(Stored data)
--- START ---
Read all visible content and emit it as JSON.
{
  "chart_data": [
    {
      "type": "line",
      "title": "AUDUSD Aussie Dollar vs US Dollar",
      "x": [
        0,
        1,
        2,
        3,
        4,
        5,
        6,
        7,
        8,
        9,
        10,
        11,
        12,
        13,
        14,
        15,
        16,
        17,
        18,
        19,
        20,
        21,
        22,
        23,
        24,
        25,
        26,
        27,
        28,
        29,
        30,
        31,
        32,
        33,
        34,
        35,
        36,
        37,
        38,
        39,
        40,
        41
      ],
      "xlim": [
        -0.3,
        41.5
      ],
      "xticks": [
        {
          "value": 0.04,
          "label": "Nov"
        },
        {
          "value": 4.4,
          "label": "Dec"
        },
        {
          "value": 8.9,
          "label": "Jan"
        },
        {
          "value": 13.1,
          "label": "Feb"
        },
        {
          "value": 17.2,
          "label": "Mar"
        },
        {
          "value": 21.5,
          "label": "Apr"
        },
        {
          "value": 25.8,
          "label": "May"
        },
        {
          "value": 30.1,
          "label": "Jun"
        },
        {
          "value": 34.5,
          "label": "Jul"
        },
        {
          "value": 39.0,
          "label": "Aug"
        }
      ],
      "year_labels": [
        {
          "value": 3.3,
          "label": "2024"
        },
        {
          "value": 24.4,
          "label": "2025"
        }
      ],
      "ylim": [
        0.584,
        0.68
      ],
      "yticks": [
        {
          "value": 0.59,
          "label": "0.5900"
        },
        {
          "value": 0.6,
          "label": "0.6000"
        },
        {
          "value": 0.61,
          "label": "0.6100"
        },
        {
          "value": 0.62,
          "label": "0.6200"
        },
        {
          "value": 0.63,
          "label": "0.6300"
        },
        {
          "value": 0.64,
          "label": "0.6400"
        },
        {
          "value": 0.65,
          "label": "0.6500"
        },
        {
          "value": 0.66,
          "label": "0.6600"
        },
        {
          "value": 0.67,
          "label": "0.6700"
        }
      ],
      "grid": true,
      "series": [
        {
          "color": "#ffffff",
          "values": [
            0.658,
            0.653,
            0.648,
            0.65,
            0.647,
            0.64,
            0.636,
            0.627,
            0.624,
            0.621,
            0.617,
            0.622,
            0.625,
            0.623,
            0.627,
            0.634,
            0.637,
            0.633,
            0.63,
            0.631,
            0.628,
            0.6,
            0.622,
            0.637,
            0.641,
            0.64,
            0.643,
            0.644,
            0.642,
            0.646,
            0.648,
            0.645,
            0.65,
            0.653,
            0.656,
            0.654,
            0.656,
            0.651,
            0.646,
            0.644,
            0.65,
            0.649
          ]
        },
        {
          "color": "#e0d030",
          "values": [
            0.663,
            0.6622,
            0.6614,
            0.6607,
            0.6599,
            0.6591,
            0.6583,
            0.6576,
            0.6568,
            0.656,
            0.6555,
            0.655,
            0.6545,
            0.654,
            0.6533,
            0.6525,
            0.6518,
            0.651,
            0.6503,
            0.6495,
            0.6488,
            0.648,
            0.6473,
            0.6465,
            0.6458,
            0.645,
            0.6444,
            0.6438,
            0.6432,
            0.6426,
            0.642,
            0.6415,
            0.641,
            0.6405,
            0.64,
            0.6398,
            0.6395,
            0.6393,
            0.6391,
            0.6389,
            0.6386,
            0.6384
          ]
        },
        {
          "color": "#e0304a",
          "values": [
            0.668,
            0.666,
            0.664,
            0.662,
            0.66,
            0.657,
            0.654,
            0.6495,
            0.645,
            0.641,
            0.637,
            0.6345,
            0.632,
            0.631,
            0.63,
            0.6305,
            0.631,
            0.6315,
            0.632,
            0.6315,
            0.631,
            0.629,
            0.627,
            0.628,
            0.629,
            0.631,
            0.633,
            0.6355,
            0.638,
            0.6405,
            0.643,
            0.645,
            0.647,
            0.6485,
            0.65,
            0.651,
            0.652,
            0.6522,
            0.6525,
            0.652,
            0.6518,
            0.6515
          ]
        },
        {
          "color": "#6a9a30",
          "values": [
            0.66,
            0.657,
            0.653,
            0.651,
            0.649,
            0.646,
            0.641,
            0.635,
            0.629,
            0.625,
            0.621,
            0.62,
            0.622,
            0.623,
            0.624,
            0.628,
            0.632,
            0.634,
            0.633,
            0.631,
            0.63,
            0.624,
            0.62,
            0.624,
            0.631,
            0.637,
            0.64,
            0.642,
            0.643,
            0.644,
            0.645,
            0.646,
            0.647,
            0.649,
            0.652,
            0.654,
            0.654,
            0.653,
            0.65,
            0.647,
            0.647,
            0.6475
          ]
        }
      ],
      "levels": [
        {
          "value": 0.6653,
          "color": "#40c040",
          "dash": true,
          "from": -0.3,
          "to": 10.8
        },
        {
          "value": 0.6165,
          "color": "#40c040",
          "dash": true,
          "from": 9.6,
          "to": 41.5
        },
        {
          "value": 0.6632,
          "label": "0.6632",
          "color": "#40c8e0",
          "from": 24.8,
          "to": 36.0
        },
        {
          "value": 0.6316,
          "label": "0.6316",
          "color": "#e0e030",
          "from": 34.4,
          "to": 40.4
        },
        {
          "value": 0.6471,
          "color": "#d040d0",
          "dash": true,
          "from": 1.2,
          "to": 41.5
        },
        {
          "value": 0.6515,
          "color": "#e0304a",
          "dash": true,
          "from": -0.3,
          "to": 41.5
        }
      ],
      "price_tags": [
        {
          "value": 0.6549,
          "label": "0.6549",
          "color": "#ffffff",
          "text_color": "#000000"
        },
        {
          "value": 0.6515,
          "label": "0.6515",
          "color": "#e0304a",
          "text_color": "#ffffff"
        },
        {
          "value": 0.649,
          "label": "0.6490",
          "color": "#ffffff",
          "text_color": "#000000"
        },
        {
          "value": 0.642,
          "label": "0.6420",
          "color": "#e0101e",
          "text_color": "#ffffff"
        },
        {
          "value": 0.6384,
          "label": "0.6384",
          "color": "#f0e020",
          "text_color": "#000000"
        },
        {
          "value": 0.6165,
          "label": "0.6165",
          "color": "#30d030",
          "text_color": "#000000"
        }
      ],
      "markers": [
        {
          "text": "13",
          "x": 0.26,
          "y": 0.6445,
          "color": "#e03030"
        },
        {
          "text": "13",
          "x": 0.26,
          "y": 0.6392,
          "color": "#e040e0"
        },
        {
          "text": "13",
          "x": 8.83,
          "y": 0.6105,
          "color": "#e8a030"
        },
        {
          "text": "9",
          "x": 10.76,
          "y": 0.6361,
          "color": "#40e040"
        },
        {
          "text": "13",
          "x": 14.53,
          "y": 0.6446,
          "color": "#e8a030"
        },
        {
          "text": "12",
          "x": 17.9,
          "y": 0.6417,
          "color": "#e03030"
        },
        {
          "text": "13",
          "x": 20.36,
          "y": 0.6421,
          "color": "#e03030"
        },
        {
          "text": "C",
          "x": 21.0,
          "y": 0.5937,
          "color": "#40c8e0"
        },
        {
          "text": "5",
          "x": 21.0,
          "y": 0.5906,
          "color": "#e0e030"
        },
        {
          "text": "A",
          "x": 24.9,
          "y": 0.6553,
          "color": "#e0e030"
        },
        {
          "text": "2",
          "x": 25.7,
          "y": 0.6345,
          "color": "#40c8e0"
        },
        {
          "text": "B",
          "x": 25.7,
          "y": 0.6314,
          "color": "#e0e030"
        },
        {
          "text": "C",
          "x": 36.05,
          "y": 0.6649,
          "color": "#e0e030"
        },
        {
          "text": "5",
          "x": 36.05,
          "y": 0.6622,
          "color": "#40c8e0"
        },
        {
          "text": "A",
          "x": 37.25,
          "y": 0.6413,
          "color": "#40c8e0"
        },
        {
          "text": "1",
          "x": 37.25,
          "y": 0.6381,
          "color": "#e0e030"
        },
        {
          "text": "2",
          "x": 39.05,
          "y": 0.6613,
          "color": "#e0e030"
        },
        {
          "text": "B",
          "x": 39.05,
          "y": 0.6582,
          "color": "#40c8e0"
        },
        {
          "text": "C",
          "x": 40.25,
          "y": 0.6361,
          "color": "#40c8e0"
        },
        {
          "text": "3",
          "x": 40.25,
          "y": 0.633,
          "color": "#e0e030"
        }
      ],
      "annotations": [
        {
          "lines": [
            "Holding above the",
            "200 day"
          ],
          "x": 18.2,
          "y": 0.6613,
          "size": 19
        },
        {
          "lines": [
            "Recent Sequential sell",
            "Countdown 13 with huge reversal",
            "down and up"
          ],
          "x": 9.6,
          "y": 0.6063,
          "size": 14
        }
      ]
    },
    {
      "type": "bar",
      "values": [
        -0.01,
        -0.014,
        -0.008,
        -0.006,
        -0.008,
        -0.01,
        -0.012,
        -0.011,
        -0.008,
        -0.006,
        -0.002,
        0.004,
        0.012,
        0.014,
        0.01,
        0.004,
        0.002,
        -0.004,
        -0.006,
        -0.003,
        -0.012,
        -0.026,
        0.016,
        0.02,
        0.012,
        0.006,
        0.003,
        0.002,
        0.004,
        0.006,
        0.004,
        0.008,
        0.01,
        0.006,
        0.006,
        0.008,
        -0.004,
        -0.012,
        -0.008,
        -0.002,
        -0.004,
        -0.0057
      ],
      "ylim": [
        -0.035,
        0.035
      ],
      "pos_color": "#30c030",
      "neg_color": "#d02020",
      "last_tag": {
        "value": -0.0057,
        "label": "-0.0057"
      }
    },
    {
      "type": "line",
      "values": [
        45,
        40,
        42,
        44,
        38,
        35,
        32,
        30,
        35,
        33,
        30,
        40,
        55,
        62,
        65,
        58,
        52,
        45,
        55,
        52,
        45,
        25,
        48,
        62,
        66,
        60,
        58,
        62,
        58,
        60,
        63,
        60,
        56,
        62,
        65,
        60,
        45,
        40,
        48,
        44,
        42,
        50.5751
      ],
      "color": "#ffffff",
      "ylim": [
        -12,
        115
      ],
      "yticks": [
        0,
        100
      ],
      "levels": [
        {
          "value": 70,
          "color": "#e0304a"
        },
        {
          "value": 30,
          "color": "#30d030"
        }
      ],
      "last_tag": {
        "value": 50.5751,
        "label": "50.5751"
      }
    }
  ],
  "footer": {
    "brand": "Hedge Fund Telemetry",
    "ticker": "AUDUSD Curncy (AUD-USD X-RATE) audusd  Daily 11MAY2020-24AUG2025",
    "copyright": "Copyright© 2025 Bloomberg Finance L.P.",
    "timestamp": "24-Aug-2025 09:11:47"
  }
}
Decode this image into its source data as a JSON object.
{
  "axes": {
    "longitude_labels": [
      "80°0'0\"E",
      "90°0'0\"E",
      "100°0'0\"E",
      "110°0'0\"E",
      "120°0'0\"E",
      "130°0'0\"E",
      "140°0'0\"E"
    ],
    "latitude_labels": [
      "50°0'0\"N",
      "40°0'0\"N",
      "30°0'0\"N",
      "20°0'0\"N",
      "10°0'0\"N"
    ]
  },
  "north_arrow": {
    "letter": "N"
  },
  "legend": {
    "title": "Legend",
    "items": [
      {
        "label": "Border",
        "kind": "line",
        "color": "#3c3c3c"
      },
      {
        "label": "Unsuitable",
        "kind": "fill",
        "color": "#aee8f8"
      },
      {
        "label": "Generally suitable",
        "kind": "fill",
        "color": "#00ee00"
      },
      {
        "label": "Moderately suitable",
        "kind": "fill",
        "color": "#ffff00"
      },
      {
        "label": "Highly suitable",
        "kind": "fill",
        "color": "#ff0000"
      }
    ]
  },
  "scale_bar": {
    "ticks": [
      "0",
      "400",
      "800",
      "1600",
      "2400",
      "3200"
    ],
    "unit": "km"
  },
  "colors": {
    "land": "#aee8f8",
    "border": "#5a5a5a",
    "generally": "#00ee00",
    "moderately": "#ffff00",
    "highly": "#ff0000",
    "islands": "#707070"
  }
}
--- END ---
- **What is asked**
The required output is the span of lines from the one containing "Decode this image" to the last line, reproduced character for character.

- **Full response**
Decode this image into its source data as a JSON object.
{
  "axes": {
    "longitude_labels": [
      "80°0'0\"E",
      "90°0'0\"E",
      "100°0'0\"E",
      "110°0'0\"E",
      "120°0'0\"E",
      "130°0'0\"E",
      "140°0'0\"E"
    ],
    "latitude_labels": [
      "50°0'0\"N",
      "40°0'0\"N",
      "30°0'0\"N",
      "20°0'0\"N",
      "10°0'0\"N"
    ]
  },
  "north_arrow": {
    "letter": "N"
  },
  "legend": {
    "title": "Legend",
    "items": [
      {
        "label": "Border",
        "kind": "line",
        "color": "#3c3c3c"
      },
      {
        "label": "Unsuitable",
        "kind": "fill",
        "color": "#aee8f8"
      },
      {
        "label": "Generally suitable",
        "kind": "fill",
        "color": "#00ee00"
      },
      {
        "label": "Moderately suitable",
        "kind": "fill",
        "color": "#ffff00"
      },
      {
        "label": "Highly suitable",
        "kind": "fill",
        "color": "#ff0000"
      }
    ]
  },
  "scale_bar": {
    "ticks": [
      "0",
      "400",
      "800",
      "1600",
      "2400",
      "3200"
    ],
    "unit": "km"
  },
  "colors": {
    "land": "#aee8f8",
    "border": "#5a5a5a",
    "generally": "#00ee00",
    "moderately": "#ffff00",
    "highly": "#ff0000",
    "islands": "#707070"
  }
}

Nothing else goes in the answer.